Your objective: Pick every line with "zabezpieczająca" from the material below.

Materials provided:
········
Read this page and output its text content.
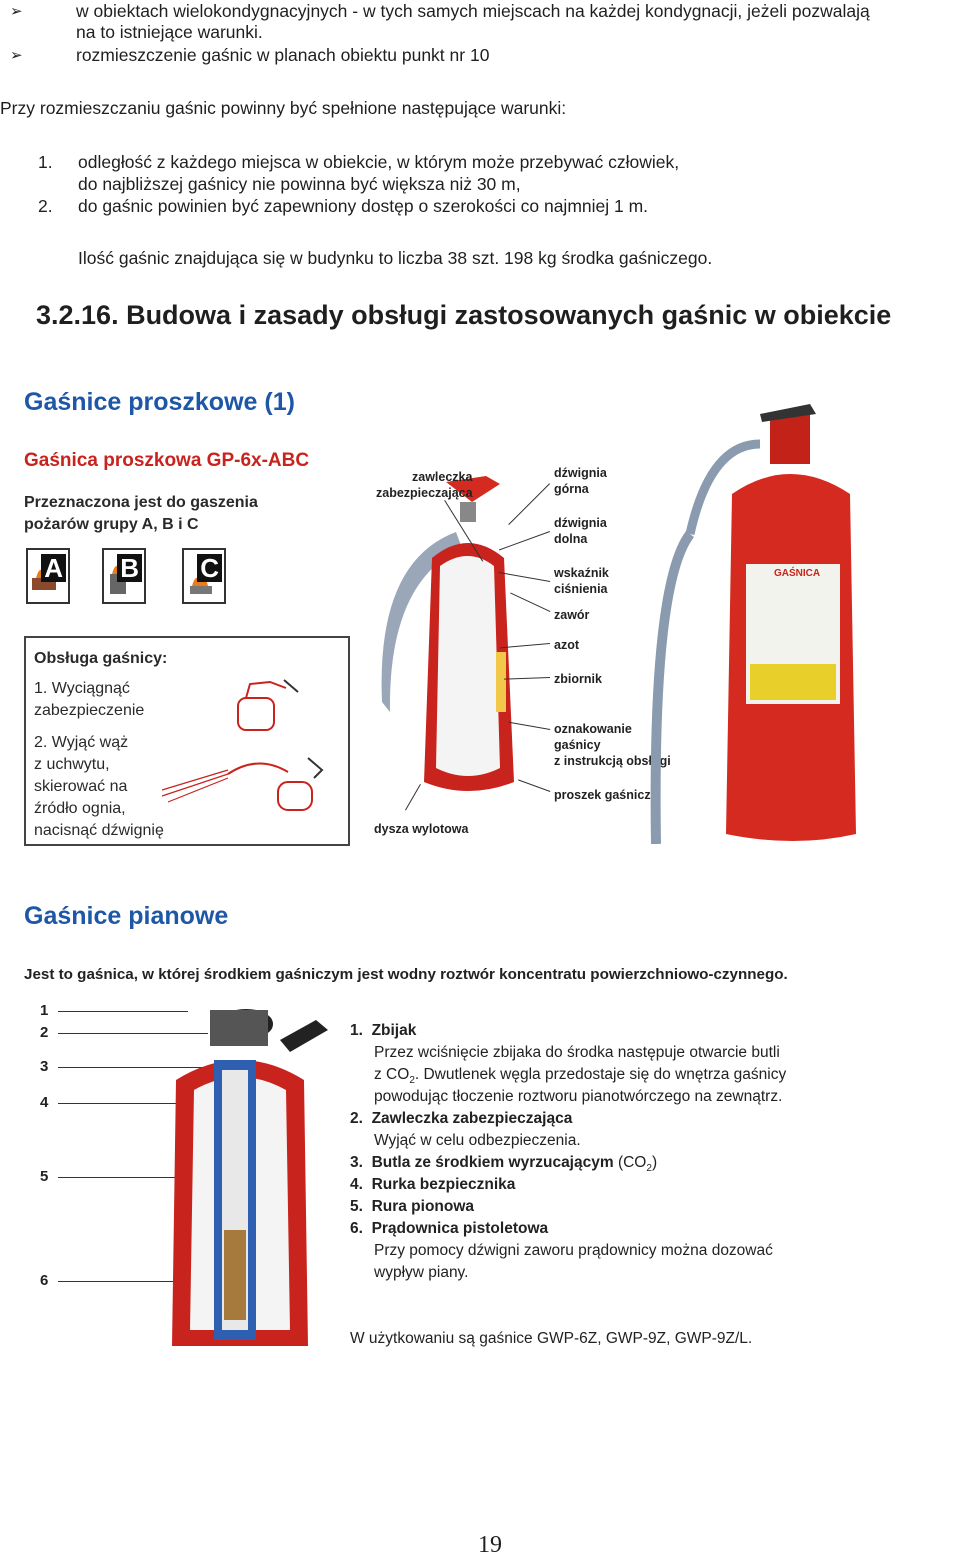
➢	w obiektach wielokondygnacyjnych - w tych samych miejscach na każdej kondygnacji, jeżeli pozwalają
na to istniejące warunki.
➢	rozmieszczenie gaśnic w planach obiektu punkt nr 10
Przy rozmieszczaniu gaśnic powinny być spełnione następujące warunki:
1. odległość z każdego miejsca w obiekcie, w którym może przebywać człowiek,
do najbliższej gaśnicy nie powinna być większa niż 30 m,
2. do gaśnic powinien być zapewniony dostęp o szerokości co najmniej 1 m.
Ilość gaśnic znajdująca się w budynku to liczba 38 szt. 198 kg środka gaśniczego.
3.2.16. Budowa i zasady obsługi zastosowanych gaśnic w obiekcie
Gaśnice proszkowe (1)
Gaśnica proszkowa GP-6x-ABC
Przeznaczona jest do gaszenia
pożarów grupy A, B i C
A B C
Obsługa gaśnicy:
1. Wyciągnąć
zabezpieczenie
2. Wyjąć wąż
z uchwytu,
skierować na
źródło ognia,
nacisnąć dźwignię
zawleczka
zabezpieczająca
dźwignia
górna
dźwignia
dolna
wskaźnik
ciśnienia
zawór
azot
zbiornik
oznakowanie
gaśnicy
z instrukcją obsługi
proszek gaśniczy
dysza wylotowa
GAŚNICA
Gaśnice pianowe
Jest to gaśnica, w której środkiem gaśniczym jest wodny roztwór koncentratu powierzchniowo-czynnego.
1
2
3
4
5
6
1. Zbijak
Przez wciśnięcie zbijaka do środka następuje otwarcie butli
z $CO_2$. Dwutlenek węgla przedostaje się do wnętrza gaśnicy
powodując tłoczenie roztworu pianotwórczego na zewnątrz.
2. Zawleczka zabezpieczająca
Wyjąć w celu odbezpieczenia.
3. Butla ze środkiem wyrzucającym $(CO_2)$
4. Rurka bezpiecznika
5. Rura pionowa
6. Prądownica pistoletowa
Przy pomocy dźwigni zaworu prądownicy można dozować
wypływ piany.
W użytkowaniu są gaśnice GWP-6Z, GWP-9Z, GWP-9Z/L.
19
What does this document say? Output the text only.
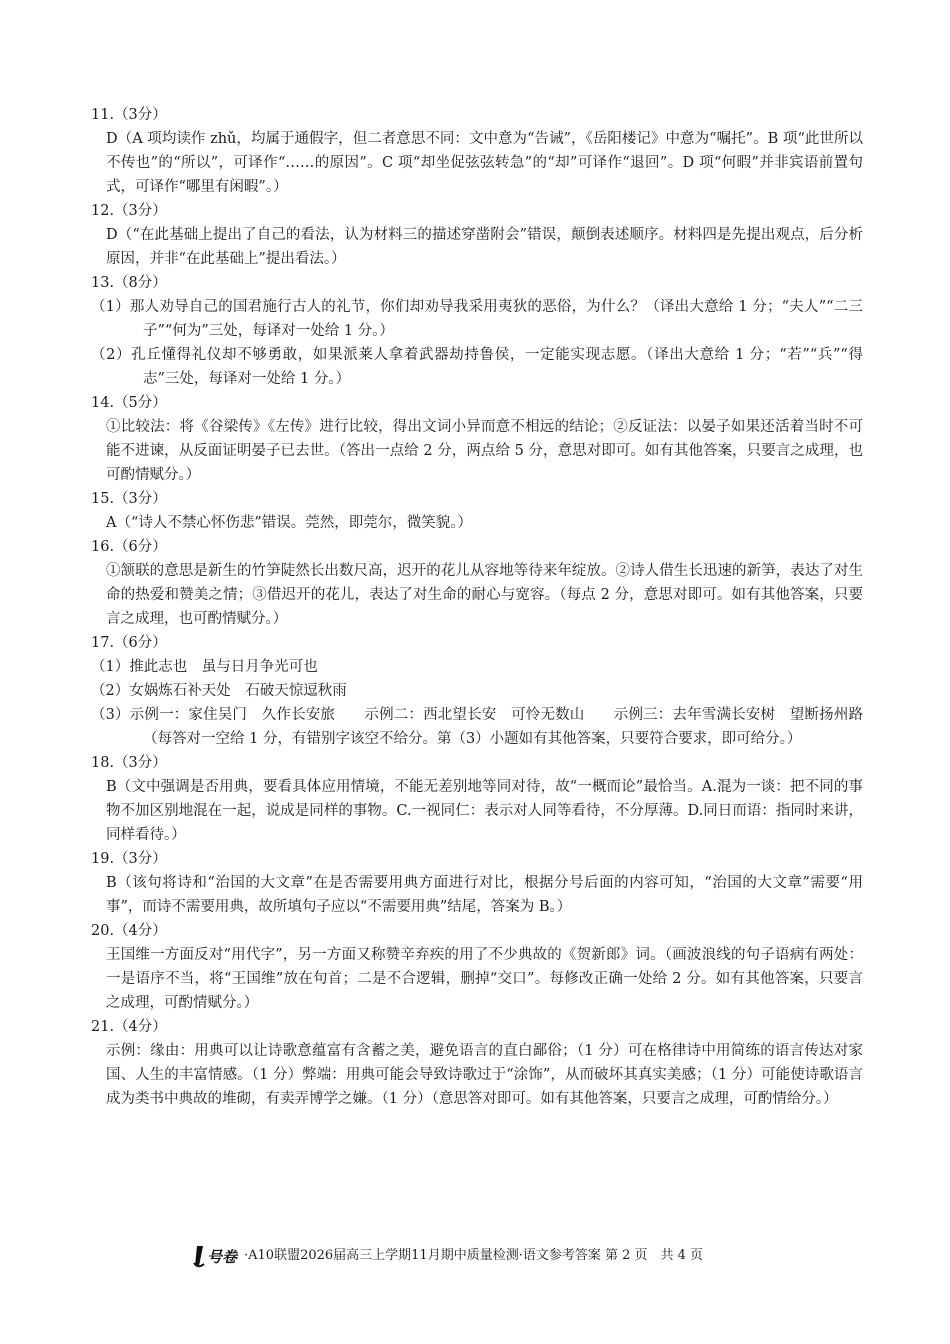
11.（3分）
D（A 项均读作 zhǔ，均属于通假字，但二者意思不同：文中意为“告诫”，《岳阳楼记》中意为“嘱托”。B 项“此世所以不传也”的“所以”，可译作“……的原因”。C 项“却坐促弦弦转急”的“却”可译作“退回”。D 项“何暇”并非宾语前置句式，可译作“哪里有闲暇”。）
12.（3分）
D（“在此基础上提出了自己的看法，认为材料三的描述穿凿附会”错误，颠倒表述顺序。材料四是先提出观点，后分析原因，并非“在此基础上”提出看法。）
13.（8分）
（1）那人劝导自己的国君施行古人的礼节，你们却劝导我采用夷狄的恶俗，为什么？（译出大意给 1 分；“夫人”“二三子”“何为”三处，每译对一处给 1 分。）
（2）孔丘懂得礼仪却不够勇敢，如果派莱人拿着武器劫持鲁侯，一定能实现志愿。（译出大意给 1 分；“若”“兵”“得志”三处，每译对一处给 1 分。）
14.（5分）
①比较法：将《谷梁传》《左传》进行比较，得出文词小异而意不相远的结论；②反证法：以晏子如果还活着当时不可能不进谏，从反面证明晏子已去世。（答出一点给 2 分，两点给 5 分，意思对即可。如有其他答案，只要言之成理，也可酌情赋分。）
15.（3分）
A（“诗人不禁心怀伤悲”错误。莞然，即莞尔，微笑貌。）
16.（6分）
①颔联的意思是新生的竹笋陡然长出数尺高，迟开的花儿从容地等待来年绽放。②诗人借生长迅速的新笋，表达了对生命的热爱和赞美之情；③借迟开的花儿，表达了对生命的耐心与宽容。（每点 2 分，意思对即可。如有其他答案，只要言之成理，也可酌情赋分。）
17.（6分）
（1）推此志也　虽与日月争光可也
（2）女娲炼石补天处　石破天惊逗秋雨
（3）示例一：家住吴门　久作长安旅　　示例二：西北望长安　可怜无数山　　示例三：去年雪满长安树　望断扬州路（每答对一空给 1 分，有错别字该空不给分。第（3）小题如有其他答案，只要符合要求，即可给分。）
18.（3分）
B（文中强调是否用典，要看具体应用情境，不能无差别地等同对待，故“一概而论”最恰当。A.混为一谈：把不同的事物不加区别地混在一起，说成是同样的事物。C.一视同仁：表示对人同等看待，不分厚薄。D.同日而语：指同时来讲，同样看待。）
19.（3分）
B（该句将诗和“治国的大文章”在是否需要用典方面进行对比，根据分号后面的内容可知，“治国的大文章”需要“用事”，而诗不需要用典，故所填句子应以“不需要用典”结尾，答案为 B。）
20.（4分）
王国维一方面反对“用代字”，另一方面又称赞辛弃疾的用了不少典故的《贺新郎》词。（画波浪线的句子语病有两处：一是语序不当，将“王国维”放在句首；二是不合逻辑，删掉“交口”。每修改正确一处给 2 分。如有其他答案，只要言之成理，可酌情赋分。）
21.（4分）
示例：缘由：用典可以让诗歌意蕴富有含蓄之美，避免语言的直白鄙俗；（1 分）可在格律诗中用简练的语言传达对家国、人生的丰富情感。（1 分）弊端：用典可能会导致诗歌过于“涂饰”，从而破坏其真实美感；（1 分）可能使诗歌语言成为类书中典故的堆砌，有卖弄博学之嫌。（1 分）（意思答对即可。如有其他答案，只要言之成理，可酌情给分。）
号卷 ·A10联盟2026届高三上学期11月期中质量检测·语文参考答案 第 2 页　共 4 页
········
Expected answer:
zabezpieczająca
2. Zawleczka zabezpieczająca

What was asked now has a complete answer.